--- BEGIN RAW DATA ---
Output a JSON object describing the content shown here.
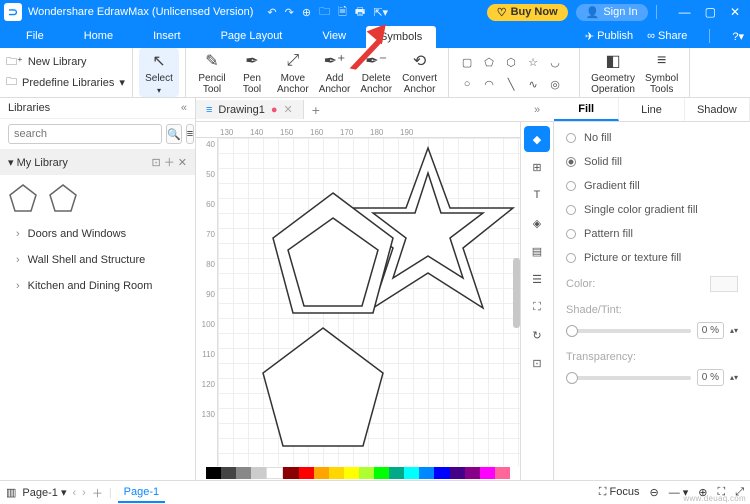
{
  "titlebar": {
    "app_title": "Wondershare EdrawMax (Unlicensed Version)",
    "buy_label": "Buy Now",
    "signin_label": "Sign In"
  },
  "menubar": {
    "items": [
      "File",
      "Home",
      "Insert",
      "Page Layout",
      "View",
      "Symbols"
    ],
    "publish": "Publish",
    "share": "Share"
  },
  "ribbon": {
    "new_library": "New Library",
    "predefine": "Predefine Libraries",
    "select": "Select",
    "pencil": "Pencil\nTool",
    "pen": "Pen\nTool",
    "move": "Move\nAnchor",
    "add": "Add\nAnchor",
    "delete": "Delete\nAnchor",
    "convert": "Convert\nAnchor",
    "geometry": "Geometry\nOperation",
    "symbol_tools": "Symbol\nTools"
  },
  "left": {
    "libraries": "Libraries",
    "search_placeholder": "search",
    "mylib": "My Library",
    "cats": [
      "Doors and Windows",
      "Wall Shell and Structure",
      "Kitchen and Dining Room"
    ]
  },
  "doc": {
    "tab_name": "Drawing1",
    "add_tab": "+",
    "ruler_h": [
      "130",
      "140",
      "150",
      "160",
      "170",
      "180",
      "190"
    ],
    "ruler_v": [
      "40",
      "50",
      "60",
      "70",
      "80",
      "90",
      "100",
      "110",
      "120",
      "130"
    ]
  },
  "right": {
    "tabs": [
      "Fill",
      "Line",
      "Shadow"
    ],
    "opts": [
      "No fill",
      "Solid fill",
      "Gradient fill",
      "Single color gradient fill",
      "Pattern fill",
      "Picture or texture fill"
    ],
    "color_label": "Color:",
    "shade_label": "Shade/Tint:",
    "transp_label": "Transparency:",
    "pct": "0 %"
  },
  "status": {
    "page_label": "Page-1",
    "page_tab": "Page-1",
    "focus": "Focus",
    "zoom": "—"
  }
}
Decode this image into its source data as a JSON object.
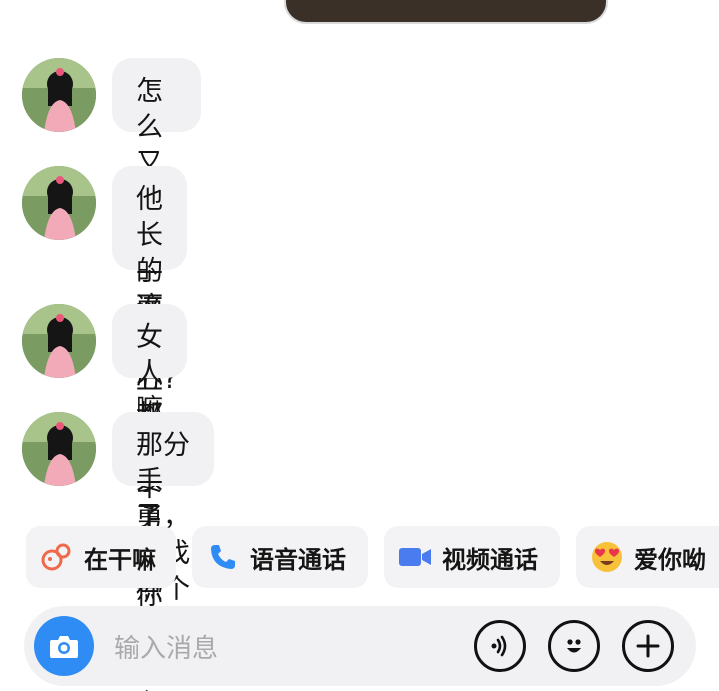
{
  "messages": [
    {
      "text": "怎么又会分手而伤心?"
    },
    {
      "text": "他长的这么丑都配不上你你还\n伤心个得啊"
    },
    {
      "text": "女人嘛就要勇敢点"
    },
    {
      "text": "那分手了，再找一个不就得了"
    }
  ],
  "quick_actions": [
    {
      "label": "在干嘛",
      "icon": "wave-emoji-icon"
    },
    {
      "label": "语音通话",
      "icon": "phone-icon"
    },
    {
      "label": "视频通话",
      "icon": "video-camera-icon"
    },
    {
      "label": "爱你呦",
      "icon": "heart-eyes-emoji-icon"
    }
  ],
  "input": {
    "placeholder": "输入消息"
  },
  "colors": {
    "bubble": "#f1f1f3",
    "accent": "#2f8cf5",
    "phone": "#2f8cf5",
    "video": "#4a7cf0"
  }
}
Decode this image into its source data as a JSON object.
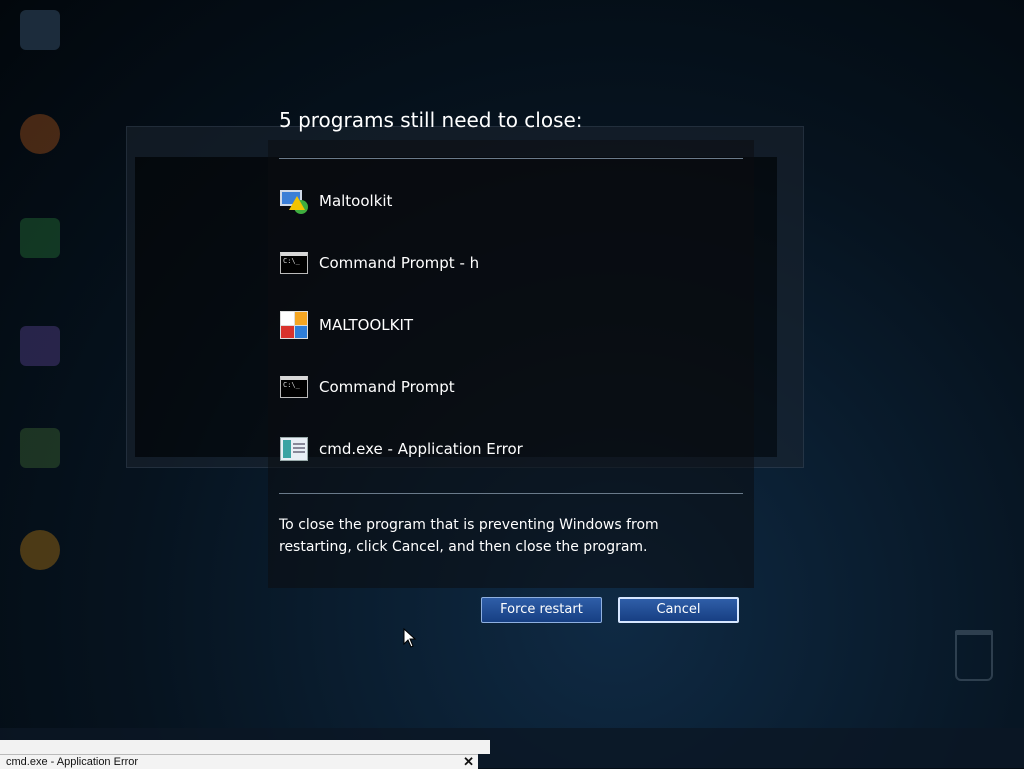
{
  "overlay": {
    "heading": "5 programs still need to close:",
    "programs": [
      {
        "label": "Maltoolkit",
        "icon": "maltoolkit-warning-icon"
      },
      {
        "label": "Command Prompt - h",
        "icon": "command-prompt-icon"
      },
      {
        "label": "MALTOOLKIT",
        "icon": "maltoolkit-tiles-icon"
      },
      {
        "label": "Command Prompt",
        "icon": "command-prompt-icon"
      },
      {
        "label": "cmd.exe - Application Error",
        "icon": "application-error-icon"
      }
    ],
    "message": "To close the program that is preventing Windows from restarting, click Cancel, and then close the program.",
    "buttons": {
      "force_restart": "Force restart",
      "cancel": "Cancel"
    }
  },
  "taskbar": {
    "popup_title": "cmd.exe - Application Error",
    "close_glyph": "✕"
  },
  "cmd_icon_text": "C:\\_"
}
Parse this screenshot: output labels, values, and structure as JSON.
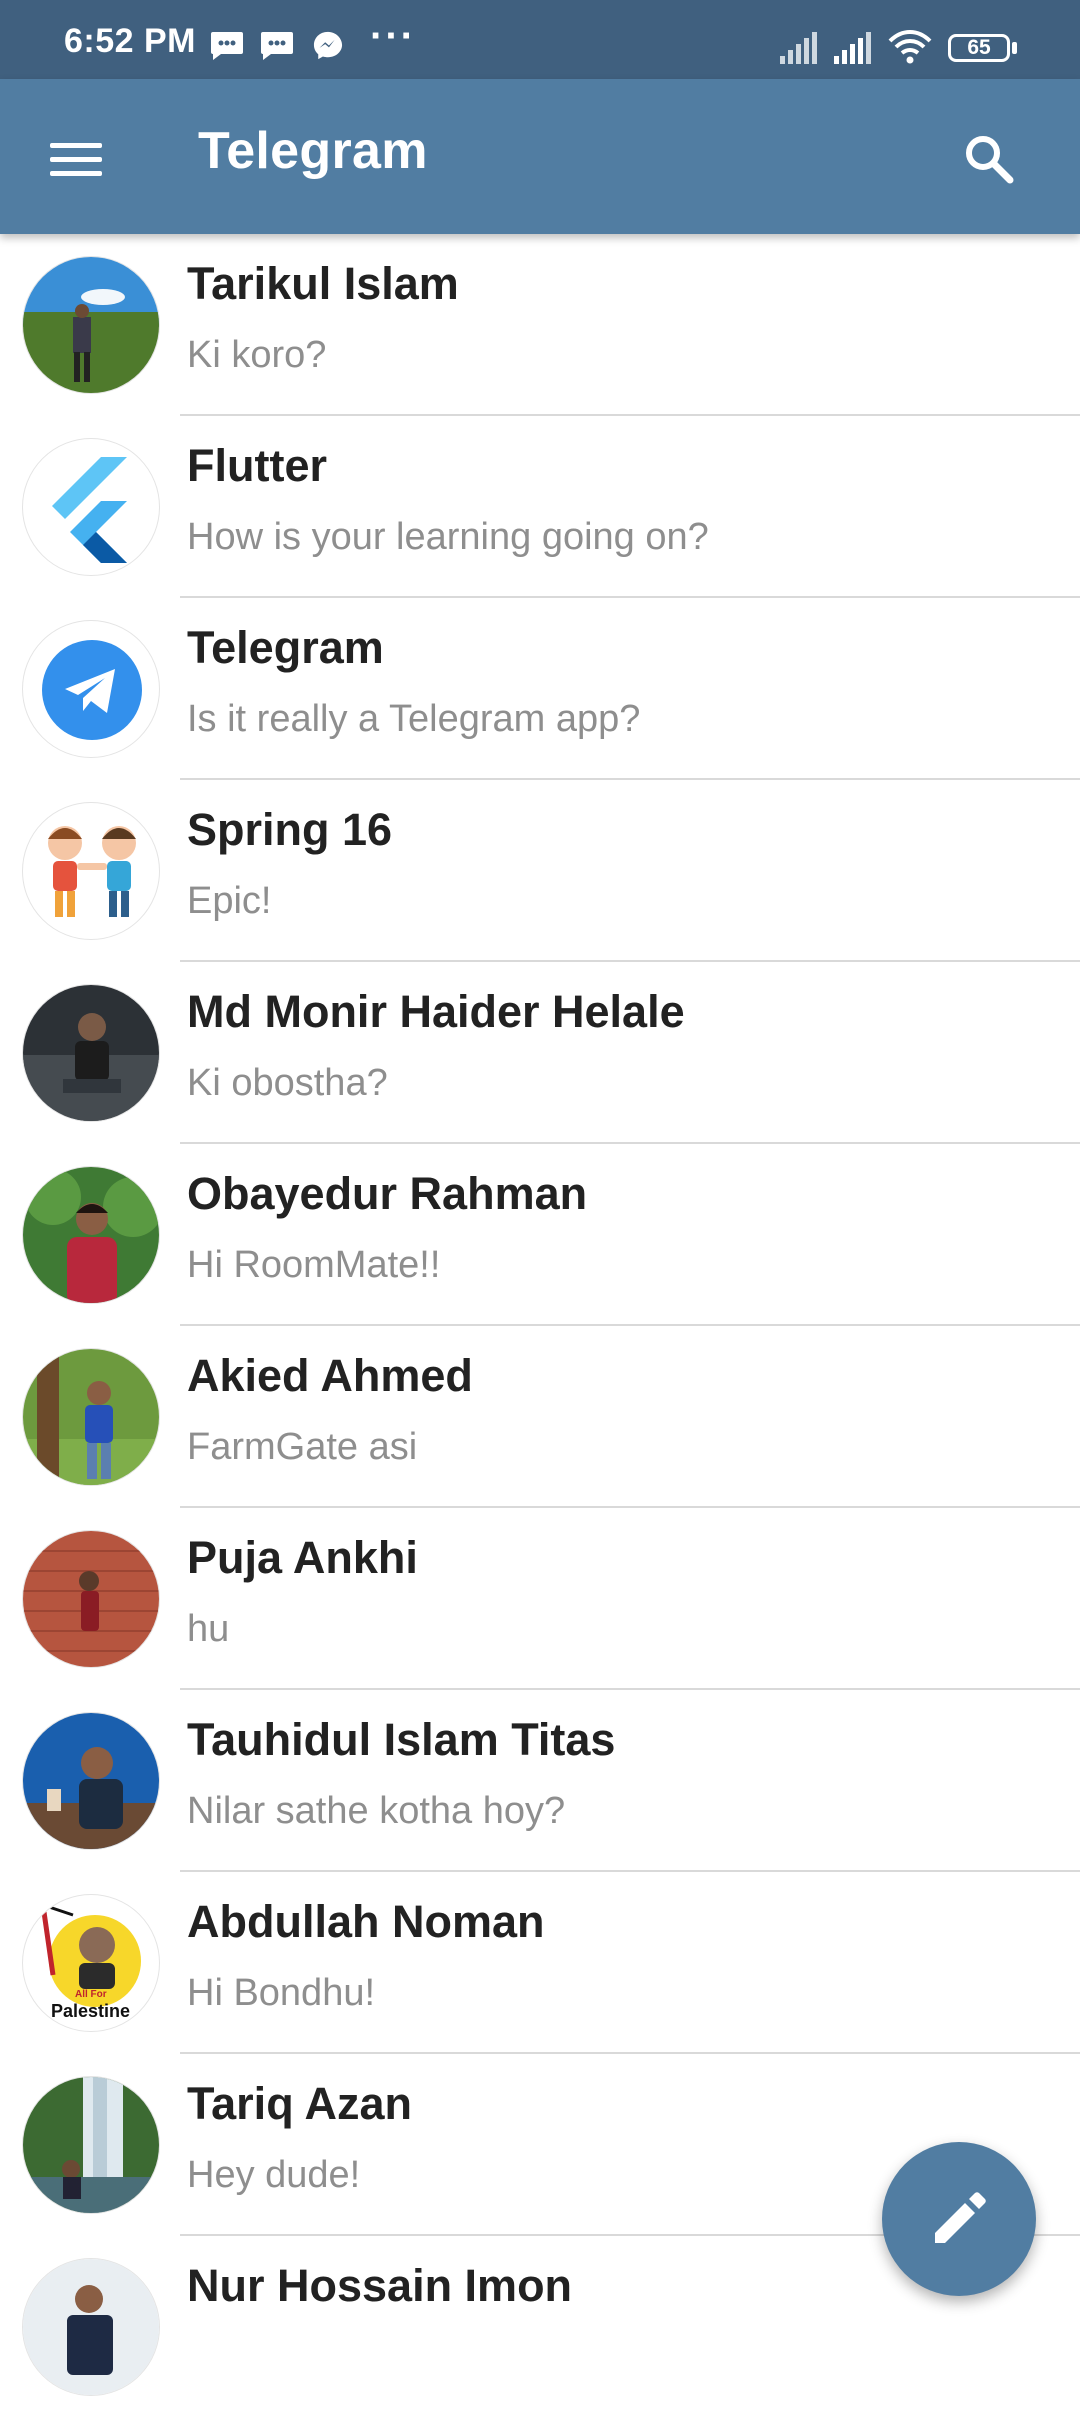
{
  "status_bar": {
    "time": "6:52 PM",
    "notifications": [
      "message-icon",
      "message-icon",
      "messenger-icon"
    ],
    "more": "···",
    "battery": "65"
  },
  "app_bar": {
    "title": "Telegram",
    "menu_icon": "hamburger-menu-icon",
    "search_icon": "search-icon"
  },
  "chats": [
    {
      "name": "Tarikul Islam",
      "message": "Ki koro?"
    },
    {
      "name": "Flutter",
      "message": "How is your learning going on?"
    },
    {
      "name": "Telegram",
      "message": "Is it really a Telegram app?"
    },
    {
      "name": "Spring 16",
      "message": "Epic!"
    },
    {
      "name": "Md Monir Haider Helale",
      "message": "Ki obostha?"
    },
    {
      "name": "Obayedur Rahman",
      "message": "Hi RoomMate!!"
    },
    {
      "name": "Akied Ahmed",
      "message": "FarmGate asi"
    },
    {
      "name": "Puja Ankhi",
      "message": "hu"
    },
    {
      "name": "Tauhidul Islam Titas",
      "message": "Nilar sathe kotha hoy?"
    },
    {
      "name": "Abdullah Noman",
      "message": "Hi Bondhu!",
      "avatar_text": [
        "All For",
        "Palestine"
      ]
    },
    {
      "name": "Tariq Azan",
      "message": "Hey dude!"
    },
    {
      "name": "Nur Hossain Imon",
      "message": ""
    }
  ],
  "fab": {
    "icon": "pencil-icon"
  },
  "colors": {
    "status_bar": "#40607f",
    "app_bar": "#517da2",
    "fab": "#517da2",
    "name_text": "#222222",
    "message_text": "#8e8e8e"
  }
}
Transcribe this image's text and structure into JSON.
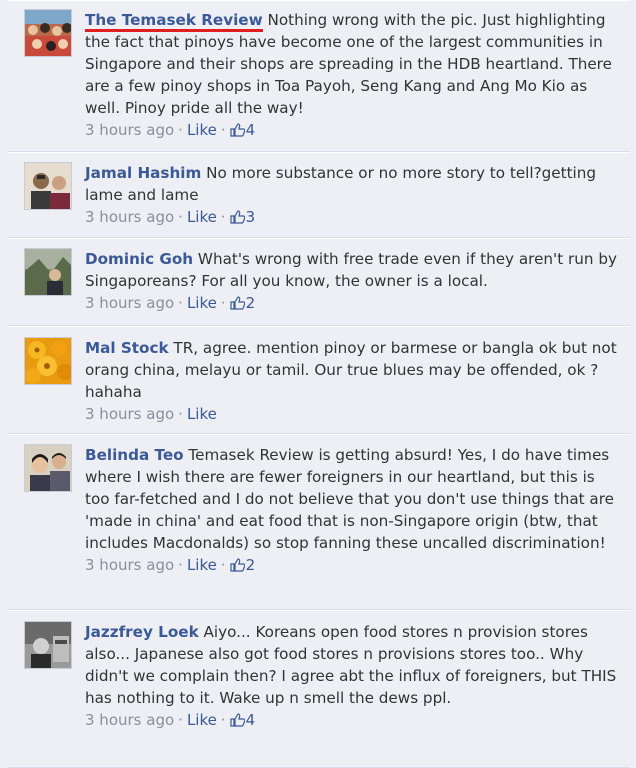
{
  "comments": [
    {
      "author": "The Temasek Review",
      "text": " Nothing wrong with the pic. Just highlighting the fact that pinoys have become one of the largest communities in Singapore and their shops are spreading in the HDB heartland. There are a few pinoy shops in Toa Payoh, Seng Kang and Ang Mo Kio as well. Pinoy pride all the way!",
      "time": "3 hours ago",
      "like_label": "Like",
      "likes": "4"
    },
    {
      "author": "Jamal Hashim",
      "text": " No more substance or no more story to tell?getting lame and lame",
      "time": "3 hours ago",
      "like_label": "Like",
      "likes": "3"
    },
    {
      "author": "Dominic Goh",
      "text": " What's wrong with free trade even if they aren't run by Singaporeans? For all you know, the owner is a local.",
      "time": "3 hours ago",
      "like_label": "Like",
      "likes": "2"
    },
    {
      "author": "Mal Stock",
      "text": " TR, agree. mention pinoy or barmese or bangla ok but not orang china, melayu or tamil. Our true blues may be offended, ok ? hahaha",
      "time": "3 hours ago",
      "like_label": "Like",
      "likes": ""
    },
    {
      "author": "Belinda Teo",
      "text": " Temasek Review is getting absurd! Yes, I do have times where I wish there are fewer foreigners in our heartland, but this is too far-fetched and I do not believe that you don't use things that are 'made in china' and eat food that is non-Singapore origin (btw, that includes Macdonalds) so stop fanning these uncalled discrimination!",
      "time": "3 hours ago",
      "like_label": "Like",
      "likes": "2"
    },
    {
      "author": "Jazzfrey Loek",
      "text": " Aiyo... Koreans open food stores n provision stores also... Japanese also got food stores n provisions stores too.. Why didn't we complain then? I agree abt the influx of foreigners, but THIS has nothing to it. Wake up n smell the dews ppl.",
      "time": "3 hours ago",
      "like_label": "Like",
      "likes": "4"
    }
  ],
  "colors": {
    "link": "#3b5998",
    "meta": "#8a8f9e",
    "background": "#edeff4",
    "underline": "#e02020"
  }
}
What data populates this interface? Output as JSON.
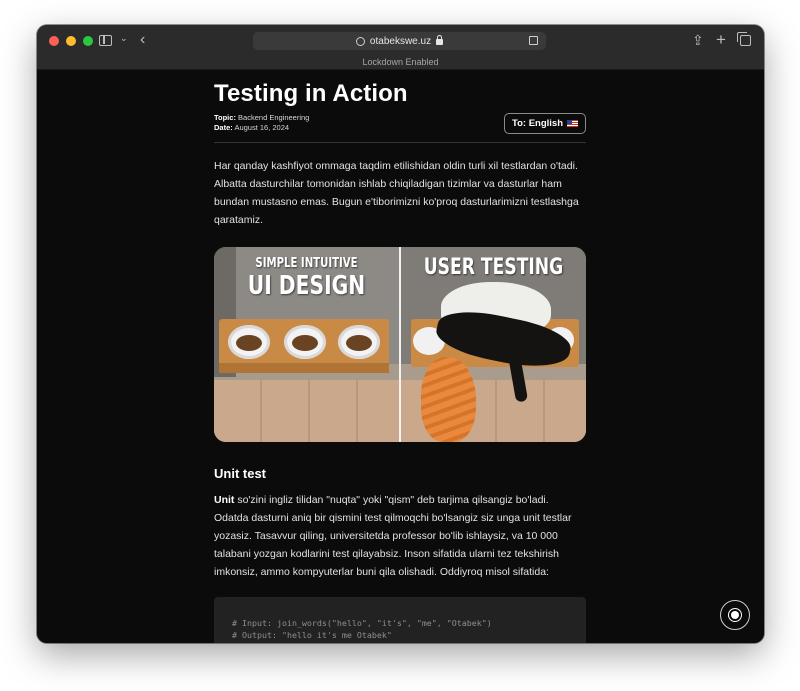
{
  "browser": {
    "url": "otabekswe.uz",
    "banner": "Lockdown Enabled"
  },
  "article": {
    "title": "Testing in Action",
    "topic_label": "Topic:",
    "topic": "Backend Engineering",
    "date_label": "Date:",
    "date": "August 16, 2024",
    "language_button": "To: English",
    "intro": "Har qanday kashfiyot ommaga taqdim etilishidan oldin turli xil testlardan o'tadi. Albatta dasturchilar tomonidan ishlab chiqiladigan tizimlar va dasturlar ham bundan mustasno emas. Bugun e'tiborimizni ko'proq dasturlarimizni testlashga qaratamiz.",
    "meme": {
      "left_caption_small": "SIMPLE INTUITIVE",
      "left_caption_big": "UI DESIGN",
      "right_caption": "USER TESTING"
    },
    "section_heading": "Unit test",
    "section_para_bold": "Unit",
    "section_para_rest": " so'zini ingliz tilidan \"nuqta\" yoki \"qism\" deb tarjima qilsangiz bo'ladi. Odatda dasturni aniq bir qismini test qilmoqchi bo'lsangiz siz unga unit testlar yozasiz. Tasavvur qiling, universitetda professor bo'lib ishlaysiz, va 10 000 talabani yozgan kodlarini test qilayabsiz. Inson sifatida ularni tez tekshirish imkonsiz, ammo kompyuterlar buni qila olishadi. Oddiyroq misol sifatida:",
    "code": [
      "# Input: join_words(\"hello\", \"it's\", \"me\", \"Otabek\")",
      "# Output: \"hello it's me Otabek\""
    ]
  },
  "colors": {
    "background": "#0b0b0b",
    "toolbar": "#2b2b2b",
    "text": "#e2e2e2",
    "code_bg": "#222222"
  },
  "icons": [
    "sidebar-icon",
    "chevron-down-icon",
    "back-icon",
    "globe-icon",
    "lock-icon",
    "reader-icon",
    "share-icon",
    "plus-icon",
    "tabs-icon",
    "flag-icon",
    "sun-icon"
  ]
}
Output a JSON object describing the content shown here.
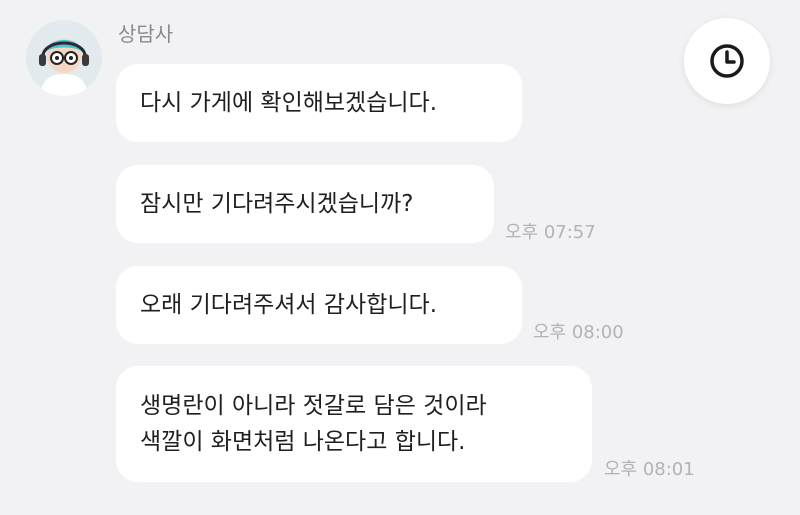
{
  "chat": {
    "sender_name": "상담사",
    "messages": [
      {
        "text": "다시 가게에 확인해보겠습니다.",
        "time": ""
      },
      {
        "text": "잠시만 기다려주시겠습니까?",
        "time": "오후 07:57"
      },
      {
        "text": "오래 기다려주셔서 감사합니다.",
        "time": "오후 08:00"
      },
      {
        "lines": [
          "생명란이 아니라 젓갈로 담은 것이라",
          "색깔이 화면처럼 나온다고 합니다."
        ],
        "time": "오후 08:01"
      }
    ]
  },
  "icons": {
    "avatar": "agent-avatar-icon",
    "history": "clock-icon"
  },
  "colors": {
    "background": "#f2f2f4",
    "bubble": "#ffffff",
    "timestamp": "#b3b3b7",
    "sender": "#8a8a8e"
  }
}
--- END RAW DATA ---
WHAT TO WORK ON:
Copy each line holding the word "nAnchor" from the listing above.

FINAL ANSWER:
    "move": "Move\nAnchor",
    "add": "Add\nAnchor",
    "delete": "Delete\nAnchor",
    "convert": "Convert\nAnchor",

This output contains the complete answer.